#### Exercise directions:
Write out every line below that contains "samma".

#### Stored data:
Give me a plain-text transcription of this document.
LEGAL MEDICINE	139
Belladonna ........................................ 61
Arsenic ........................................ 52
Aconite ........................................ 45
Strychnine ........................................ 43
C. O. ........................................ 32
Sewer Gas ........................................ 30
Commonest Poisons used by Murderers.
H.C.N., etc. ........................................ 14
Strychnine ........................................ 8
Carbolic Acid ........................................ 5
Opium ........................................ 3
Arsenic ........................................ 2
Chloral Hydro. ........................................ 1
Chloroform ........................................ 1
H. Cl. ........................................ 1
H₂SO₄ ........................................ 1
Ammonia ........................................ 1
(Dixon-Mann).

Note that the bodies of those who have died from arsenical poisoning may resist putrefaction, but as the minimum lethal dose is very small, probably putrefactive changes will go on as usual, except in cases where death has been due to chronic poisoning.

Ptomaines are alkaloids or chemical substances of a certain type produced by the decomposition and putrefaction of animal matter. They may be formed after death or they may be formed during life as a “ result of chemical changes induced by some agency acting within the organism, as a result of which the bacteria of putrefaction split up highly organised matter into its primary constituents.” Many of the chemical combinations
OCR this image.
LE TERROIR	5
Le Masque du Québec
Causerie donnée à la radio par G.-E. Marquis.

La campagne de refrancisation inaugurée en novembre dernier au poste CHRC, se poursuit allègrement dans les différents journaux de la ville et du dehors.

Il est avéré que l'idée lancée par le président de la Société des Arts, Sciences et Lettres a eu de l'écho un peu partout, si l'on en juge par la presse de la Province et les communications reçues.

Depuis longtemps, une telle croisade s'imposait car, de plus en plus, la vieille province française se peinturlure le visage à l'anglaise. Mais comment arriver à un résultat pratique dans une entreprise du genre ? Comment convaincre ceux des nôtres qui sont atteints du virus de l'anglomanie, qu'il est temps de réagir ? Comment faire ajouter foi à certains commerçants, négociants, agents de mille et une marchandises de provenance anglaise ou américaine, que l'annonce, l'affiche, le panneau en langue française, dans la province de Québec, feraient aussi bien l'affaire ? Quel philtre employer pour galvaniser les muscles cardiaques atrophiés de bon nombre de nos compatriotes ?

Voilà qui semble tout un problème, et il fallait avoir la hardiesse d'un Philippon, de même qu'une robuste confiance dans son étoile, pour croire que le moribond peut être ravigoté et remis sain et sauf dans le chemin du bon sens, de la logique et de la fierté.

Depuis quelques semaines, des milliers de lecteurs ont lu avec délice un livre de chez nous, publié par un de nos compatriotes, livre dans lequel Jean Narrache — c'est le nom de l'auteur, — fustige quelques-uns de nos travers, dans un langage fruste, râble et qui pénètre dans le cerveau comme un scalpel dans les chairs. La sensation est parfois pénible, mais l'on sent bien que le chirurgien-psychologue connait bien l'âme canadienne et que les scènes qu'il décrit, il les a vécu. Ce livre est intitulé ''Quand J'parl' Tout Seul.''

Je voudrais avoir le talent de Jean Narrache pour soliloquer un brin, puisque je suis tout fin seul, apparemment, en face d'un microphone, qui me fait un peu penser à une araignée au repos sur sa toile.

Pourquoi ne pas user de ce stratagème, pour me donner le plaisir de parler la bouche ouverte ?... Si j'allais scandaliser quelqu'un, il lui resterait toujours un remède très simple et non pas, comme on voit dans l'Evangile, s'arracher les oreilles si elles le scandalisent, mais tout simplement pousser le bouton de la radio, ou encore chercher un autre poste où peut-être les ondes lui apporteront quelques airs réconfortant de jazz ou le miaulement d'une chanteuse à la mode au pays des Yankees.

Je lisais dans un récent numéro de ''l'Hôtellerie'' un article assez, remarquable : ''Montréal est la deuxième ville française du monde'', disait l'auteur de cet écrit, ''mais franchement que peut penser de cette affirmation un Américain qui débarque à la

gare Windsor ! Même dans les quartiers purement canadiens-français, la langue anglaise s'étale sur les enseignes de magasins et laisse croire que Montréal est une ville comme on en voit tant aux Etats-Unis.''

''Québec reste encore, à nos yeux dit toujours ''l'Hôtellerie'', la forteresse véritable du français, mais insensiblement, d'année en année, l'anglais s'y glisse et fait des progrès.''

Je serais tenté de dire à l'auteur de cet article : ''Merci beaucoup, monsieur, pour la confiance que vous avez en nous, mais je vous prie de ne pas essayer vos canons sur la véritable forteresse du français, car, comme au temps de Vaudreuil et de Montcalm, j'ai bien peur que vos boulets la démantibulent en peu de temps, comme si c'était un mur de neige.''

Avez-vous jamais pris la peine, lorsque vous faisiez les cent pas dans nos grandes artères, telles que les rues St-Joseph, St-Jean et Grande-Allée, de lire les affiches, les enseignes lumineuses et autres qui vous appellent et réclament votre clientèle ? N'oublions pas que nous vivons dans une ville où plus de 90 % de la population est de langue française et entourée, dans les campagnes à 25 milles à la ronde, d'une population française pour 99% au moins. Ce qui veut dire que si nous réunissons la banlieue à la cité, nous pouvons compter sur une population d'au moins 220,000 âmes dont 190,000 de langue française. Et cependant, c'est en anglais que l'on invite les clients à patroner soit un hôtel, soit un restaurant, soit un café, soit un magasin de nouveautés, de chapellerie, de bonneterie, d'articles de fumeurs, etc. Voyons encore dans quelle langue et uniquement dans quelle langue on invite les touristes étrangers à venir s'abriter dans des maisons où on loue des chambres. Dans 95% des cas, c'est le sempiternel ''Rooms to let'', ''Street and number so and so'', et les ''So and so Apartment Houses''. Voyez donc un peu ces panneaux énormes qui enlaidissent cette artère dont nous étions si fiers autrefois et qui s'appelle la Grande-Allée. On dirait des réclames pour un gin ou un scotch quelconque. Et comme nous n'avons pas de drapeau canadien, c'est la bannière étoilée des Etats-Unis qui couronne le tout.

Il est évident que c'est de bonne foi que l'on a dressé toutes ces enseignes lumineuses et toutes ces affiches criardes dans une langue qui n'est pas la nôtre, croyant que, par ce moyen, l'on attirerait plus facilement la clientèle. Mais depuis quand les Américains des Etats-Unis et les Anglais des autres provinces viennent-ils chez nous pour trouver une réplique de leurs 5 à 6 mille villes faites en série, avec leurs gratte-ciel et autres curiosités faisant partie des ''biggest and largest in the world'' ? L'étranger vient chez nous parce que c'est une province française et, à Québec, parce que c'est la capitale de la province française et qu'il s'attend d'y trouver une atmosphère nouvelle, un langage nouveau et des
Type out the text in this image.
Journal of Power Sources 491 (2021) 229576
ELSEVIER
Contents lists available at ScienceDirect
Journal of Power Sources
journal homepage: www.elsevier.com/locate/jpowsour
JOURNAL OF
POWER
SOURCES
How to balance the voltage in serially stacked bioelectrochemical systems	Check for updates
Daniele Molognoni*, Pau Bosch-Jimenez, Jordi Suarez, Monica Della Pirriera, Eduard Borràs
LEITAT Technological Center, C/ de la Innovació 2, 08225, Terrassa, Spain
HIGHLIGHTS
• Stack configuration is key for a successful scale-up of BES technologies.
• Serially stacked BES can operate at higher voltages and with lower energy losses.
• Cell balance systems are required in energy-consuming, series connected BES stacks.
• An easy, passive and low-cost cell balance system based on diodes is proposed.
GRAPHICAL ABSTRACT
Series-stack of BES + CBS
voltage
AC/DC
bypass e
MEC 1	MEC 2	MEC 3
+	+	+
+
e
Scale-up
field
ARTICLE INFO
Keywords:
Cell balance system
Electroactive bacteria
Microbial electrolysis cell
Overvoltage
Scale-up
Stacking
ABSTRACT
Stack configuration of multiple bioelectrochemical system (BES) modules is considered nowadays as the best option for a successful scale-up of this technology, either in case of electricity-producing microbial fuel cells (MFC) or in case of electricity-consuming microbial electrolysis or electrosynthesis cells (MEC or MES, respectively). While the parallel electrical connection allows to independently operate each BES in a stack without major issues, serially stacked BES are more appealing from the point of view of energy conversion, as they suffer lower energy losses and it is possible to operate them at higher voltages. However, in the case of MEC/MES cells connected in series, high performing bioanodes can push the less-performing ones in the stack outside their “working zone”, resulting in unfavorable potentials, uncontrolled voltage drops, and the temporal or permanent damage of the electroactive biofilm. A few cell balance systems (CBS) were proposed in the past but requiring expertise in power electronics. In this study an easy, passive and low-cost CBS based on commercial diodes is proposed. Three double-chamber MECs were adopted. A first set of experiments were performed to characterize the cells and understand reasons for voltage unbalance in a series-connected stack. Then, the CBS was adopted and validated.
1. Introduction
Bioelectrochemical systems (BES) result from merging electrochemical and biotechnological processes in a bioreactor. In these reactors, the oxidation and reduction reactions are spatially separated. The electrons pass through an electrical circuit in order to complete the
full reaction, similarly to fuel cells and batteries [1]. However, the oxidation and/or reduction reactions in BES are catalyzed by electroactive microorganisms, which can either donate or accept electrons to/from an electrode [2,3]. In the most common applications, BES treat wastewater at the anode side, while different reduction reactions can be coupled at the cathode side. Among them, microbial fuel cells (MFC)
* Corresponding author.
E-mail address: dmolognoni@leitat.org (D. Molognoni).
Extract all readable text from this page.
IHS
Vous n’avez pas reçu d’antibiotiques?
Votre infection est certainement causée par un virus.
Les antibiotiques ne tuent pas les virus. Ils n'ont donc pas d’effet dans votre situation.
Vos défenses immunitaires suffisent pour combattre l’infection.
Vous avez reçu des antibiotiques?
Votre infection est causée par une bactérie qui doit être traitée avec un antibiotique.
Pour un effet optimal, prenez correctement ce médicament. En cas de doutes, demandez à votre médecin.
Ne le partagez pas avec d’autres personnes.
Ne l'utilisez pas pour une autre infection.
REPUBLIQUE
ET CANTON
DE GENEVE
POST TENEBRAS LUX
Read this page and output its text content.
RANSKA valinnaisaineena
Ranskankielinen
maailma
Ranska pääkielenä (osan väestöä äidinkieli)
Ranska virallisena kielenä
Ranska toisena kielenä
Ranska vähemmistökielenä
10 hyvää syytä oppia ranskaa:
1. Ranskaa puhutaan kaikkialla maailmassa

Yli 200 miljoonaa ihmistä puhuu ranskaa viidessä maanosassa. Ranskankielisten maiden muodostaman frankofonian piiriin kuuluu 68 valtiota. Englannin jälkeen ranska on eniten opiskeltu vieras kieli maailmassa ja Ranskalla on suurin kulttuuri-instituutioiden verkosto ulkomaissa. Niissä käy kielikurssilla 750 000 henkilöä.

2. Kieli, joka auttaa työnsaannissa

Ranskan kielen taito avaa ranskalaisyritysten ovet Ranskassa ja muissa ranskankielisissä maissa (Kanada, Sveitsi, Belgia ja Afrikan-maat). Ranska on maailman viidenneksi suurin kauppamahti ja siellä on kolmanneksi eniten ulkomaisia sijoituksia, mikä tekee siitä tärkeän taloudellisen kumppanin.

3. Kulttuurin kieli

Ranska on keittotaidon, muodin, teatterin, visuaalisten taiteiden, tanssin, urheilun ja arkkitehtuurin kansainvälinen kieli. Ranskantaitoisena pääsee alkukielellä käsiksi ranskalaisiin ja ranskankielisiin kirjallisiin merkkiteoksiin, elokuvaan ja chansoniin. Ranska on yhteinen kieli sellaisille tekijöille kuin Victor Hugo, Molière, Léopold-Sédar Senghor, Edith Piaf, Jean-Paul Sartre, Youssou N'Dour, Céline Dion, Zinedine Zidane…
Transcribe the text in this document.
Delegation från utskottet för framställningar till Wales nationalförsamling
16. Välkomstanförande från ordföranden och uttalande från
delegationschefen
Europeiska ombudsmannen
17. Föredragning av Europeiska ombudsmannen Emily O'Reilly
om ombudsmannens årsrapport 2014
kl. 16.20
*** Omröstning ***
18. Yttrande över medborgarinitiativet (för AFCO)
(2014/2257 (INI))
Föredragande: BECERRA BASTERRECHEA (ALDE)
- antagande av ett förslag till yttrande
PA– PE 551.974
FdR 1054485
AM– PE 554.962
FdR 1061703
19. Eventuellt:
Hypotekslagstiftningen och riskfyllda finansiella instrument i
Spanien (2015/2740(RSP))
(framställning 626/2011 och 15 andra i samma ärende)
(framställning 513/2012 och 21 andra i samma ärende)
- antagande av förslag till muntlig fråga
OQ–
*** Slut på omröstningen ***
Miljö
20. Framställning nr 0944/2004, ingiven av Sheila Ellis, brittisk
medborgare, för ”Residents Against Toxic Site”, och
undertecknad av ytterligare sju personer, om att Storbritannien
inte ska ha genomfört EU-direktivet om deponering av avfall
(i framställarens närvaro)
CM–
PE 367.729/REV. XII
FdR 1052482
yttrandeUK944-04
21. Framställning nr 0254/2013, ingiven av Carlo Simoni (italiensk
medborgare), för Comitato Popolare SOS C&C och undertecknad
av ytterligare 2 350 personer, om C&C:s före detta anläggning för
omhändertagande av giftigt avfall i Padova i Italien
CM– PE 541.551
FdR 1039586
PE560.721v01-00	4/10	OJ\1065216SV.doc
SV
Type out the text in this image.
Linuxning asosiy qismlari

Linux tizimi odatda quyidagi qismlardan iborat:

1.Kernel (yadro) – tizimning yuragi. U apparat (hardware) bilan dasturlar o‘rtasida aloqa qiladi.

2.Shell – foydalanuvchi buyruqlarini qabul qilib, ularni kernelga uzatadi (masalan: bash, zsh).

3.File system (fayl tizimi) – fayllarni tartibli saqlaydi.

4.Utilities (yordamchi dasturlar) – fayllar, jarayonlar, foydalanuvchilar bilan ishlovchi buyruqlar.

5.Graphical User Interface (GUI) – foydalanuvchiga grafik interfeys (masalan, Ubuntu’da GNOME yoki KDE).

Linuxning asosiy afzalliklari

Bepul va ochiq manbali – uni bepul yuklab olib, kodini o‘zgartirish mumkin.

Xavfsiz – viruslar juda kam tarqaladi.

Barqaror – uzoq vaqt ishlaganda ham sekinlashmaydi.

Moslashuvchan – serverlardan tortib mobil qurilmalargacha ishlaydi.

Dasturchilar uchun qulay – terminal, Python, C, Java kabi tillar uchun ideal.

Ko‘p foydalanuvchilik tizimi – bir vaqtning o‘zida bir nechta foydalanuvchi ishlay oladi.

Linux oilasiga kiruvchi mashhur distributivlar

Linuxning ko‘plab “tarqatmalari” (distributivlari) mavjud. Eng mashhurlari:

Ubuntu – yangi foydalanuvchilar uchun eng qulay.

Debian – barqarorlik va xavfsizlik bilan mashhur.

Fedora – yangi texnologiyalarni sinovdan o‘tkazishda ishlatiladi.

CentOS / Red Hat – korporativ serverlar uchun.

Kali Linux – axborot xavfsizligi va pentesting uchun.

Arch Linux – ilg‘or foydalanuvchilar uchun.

#### Task result:
(framställning 626/2011 och 15 andra i samma ärende)
(framställning 513/2012 och 21 andra i samma ärende)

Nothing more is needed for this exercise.